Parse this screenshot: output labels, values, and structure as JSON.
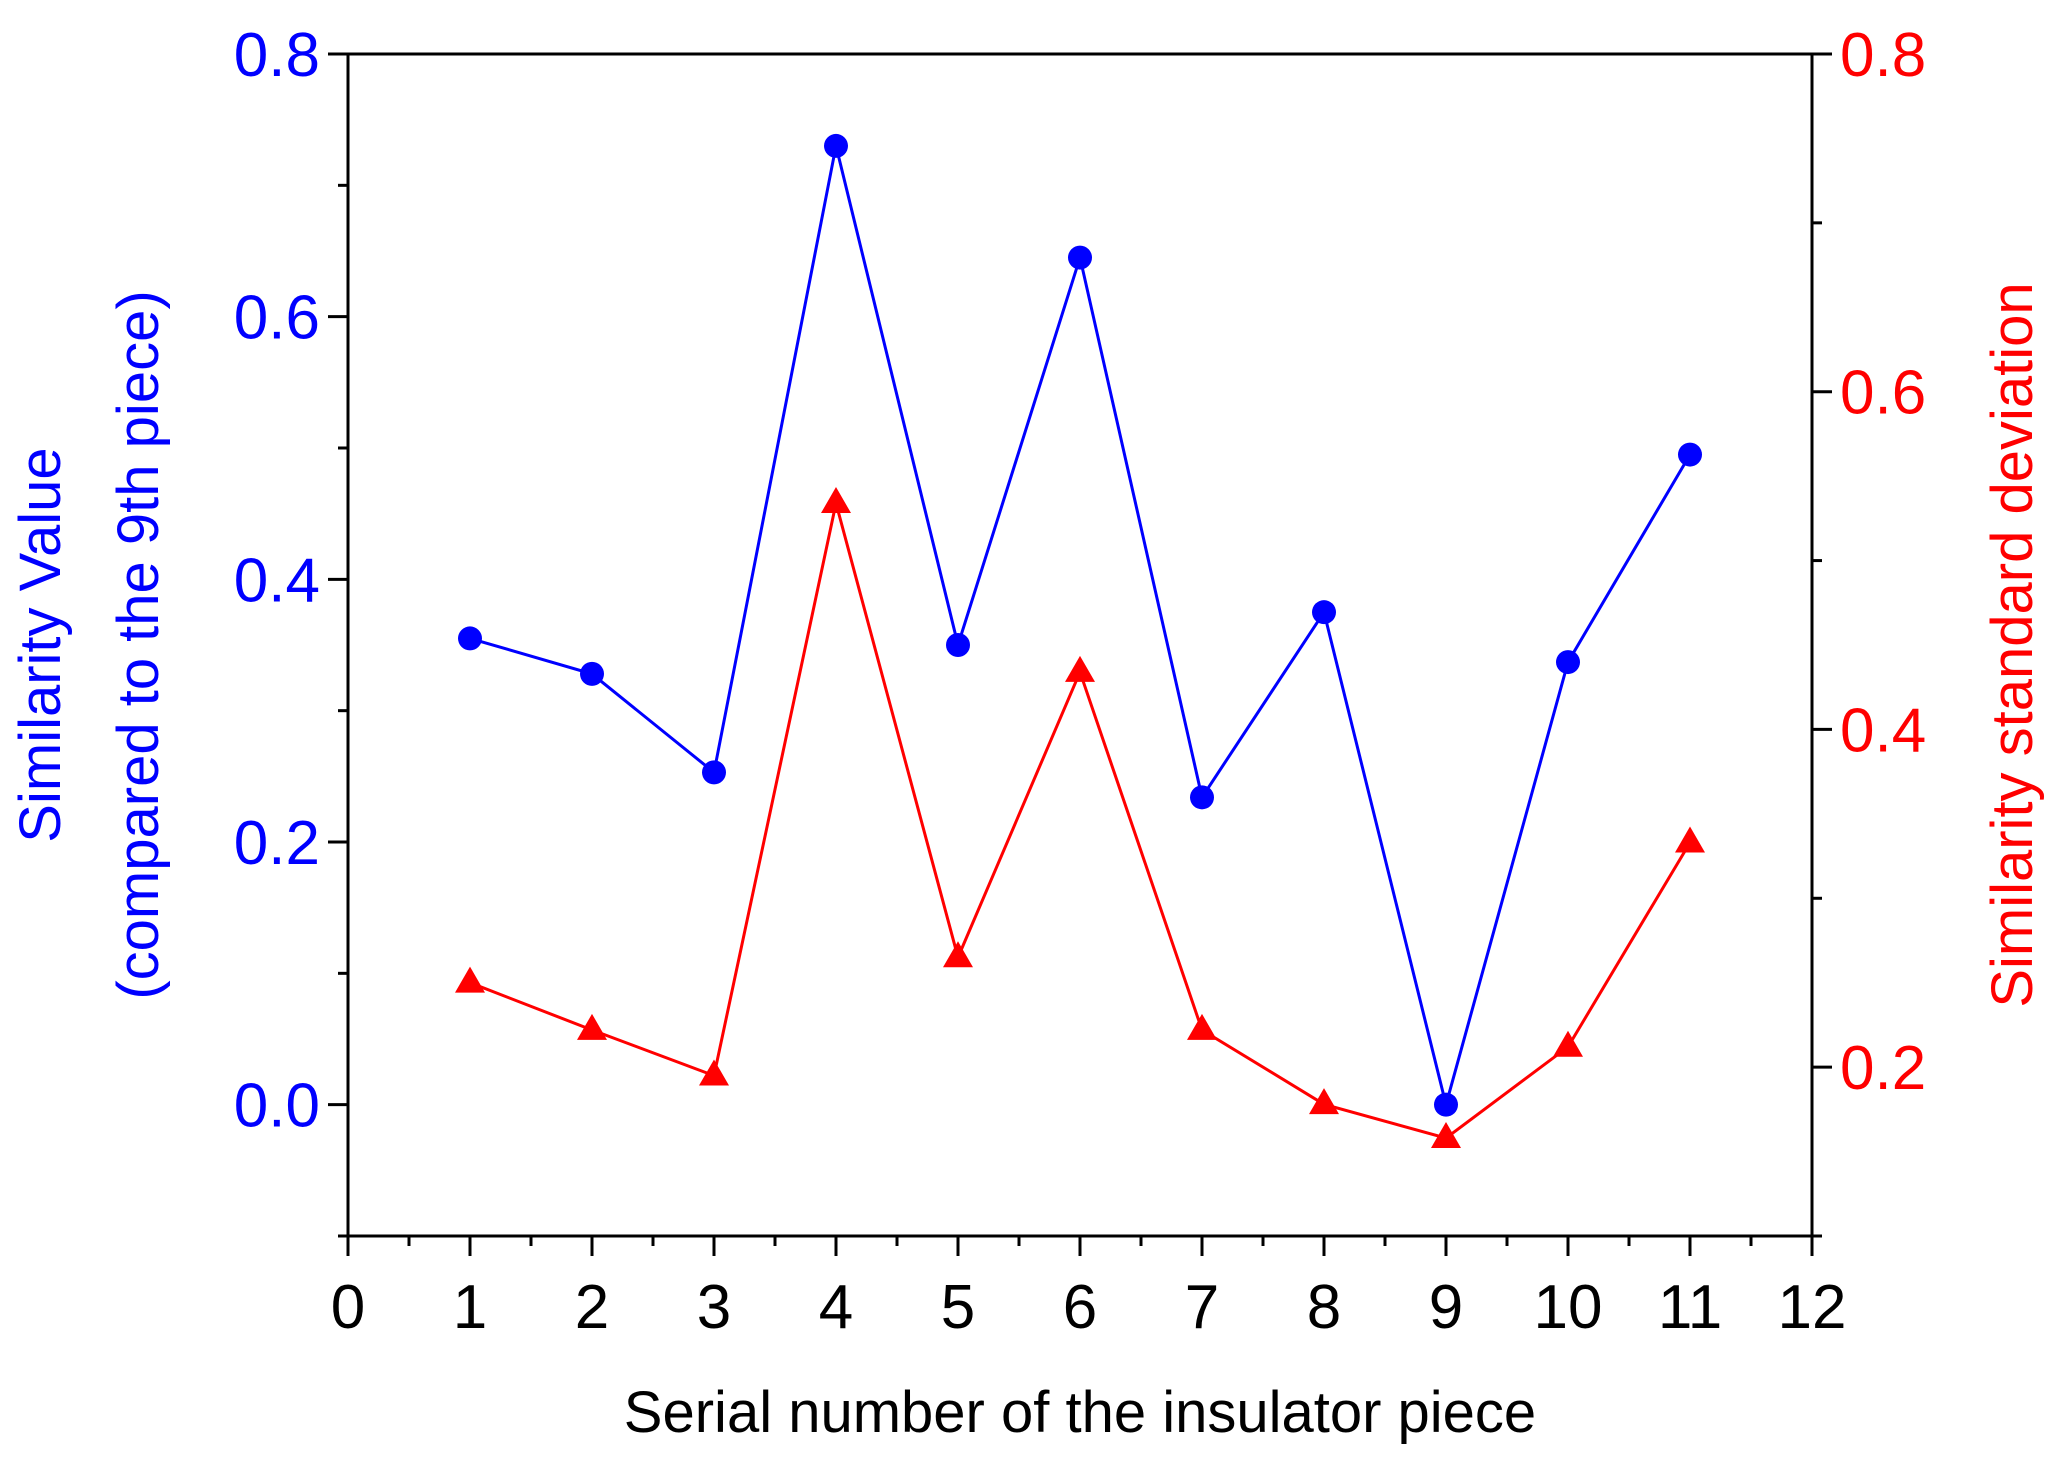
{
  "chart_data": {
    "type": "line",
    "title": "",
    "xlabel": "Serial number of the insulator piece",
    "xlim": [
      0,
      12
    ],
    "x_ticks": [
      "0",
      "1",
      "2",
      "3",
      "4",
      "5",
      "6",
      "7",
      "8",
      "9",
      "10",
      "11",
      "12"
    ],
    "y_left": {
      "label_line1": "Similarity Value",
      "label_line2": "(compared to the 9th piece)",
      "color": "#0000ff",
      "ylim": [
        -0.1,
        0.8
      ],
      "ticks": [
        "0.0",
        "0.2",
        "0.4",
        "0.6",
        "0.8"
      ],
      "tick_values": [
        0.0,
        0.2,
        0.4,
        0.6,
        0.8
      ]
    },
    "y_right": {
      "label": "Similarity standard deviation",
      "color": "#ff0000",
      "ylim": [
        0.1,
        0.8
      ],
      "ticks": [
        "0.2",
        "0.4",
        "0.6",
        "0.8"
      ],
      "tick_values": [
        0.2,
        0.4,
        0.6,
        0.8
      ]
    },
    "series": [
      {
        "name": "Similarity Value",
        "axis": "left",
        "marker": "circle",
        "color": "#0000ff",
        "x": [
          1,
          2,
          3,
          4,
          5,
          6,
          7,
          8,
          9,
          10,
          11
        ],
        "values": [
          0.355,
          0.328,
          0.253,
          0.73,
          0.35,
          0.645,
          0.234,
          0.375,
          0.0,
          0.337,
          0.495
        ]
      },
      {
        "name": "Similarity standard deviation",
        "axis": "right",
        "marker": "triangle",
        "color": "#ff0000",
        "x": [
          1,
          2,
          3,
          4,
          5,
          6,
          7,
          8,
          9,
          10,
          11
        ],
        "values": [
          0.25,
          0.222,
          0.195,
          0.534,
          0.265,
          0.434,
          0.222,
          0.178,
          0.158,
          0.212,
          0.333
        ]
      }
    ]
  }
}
------
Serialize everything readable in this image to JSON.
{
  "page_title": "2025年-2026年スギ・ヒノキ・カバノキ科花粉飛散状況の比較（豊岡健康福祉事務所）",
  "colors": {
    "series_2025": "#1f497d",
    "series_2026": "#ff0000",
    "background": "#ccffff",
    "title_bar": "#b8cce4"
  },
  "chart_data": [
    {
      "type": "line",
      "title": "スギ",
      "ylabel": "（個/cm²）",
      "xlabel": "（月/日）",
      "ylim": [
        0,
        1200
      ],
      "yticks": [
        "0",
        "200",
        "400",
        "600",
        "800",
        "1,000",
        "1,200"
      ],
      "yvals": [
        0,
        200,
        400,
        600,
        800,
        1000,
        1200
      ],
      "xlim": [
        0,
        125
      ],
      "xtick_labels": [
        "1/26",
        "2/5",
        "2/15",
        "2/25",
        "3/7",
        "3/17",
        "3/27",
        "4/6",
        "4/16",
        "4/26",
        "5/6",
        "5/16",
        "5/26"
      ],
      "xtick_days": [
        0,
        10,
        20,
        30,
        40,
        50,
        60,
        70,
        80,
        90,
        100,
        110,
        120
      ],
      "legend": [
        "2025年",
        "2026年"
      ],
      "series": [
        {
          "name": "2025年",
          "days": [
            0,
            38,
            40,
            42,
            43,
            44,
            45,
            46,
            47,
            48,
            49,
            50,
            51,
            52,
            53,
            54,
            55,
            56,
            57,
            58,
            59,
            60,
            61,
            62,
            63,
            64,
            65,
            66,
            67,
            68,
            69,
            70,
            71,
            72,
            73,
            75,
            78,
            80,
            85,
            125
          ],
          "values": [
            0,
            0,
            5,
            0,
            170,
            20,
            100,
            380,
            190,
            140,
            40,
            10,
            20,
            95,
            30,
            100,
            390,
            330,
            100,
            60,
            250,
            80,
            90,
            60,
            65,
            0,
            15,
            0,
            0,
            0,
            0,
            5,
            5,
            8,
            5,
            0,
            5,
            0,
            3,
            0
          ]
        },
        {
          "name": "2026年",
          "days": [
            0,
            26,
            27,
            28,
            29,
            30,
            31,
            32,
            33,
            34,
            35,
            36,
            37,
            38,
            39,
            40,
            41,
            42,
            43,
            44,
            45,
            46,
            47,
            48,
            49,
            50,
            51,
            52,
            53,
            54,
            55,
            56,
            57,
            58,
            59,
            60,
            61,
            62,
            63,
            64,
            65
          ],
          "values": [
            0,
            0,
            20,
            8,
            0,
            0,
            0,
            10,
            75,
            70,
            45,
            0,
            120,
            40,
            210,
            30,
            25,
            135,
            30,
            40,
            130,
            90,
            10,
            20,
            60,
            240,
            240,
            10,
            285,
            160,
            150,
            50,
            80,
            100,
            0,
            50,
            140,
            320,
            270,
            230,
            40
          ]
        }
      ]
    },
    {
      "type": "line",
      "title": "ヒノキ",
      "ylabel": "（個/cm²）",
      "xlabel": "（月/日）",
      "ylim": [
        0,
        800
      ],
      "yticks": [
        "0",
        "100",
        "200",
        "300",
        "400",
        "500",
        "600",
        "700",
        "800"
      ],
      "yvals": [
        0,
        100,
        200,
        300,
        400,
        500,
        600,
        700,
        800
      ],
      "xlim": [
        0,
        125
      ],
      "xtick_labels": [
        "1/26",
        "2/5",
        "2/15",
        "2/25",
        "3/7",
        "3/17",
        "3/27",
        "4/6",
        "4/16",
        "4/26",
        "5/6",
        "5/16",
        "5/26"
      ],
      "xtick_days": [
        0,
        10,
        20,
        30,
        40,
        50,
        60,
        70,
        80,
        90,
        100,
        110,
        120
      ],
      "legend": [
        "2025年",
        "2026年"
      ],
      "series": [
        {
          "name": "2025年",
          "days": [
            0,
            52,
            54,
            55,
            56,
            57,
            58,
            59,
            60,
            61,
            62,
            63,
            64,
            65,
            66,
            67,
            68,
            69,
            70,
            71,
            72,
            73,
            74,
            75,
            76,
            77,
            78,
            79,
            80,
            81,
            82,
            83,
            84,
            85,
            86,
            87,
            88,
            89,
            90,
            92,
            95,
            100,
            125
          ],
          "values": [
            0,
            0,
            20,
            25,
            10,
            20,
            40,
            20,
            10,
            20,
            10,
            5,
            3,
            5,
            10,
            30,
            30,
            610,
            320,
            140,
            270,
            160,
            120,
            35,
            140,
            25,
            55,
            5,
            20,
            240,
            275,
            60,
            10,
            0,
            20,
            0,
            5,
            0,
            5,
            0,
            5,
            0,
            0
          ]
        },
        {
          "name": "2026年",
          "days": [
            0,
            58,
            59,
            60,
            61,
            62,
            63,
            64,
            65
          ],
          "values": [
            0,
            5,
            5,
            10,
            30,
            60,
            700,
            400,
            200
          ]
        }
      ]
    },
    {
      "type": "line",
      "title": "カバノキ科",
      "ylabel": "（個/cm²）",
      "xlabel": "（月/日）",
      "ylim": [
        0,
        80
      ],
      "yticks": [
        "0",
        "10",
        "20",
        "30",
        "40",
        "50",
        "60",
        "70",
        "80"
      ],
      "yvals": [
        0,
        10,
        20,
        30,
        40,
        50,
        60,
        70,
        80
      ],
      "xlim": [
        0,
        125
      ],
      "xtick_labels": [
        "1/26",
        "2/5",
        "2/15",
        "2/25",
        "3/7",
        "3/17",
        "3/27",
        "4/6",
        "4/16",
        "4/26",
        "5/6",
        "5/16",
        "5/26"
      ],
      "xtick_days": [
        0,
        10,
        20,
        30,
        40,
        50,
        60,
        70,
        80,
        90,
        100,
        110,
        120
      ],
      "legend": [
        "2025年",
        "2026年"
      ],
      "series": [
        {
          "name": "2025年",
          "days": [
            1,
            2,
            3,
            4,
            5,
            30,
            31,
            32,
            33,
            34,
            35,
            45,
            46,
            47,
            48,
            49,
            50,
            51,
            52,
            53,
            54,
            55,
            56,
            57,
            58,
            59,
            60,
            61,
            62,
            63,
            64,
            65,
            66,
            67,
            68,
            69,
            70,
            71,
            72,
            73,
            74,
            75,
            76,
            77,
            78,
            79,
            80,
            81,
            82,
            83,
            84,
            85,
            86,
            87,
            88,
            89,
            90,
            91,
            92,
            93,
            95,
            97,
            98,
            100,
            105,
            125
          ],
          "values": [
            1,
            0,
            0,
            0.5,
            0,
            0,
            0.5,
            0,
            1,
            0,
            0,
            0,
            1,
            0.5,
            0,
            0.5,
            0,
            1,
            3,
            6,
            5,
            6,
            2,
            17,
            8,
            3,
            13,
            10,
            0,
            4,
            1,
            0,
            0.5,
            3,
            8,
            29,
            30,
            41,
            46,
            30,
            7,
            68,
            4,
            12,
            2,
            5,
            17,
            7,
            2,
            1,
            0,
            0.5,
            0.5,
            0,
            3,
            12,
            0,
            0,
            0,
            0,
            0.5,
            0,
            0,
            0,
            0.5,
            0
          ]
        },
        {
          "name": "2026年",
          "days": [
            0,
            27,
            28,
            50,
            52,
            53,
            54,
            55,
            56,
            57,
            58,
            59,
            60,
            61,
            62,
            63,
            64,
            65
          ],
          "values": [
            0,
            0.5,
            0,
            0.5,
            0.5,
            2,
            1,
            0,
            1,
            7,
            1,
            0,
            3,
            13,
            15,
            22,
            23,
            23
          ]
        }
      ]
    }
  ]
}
------
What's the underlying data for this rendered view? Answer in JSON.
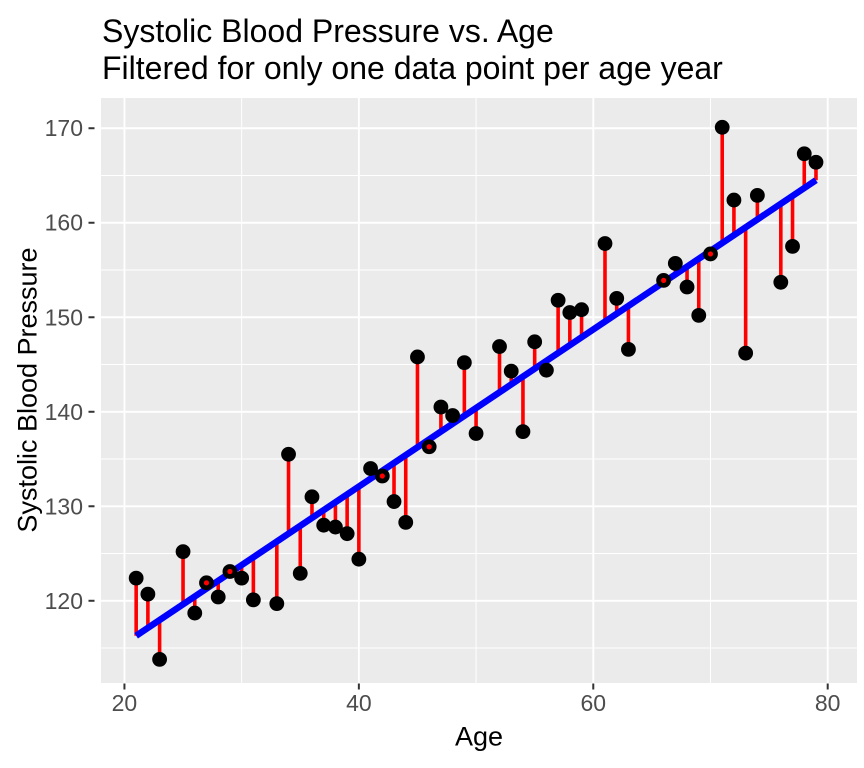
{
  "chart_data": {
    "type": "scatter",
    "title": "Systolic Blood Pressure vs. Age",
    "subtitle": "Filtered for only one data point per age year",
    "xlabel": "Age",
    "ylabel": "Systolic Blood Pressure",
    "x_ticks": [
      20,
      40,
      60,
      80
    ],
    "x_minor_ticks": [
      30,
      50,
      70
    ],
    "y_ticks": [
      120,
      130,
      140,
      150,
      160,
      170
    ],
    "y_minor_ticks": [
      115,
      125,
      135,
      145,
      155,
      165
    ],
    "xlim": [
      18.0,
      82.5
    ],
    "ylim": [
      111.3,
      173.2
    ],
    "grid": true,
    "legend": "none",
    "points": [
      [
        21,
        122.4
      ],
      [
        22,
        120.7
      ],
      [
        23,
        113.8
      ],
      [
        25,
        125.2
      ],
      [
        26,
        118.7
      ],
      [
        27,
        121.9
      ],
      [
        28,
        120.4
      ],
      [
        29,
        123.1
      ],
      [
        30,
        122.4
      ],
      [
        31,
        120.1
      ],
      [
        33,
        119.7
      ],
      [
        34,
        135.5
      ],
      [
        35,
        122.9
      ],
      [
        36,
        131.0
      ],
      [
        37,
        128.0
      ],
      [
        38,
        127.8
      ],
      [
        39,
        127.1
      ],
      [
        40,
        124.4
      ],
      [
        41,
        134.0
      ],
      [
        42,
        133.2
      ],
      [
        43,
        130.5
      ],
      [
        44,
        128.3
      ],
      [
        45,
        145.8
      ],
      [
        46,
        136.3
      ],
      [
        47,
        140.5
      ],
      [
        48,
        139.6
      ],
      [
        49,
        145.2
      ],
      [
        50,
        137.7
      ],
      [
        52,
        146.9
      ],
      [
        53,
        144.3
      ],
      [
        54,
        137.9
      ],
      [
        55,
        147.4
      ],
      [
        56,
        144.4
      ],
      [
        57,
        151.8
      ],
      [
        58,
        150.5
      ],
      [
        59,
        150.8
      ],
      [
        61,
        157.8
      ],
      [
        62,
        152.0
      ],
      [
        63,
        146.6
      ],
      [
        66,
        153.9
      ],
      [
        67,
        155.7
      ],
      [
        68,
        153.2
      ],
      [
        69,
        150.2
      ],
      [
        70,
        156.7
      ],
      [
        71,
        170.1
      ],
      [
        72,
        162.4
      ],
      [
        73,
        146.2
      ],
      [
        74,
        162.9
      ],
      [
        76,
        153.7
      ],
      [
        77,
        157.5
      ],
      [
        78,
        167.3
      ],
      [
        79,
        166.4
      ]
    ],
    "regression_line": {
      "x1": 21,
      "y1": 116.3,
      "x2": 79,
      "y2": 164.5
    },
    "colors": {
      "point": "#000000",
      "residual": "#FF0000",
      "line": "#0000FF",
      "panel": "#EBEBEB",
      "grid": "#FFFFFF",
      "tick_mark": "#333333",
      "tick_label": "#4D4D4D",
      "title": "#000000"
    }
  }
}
------
▸ **TASK INSTRUCTIONS**: Provide solely the number of lines in the data that include the word "Blood".

▸ **EXERCISE ANSWER**: 2